***** WORKING DATA

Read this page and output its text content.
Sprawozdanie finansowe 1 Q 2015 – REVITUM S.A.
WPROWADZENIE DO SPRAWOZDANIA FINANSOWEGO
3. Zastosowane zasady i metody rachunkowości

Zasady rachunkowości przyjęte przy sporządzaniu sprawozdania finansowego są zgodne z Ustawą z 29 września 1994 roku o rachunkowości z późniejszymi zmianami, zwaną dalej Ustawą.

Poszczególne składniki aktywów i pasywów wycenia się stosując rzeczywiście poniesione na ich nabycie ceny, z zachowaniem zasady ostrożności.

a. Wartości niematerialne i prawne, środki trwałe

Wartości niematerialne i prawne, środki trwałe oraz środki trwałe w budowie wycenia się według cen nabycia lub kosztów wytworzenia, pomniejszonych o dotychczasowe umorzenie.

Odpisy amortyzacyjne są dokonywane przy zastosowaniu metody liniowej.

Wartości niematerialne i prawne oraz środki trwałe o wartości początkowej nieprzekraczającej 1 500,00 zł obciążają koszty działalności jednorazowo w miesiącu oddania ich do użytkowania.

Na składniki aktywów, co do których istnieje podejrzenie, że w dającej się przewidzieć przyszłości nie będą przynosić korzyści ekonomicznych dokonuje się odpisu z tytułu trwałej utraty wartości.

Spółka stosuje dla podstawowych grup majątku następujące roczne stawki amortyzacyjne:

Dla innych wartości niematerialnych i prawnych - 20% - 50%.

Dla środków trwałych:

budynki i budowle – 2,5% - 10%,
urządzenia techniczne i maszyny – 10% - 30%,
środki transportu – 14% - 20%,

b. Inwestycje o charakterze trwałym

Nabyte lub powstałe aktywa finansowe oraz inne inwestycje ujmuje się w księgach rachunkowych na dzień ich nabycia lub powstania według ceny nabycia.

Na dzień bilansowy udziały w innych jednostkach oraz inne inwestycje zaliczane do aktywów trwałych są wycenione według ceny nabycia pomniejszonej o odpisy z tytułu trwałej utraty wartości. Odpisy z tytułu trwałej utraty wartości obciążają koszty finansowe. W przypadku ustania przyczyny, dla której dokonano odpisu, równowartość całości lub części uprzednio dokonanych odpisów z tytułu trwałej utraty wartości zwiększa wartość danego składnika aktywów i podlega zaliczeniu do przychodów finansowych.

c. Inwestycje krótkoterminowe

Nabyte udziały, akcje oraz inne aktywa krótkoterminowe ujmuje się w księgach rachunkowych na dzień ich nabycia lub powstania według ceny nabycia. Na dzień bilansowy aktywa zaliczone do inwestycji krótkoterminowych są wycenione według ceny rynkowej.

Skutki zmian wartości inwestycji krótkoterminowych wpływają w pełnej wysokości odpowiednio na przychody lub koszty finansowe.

**********

_WHAT THIS TASK INVOLVES_: Locate all lines in the listing above with the word "składniki". Copy them.

_EXERCISE SOLUTION_:
Poszczególne składniki aktywów i pasywów wycenia się stosując rzeczywiście poniesione na ich nabycie ceny, z zachowaniem zasady ostrożności.
Na składniki aktywów, co do których istnieje podejrzenie, że w dającej się przewidzieć przyszłości nie będą przynosić korzyści ekonomicznych dokonuje się odpisu z tytułu trwałej utraty wartości.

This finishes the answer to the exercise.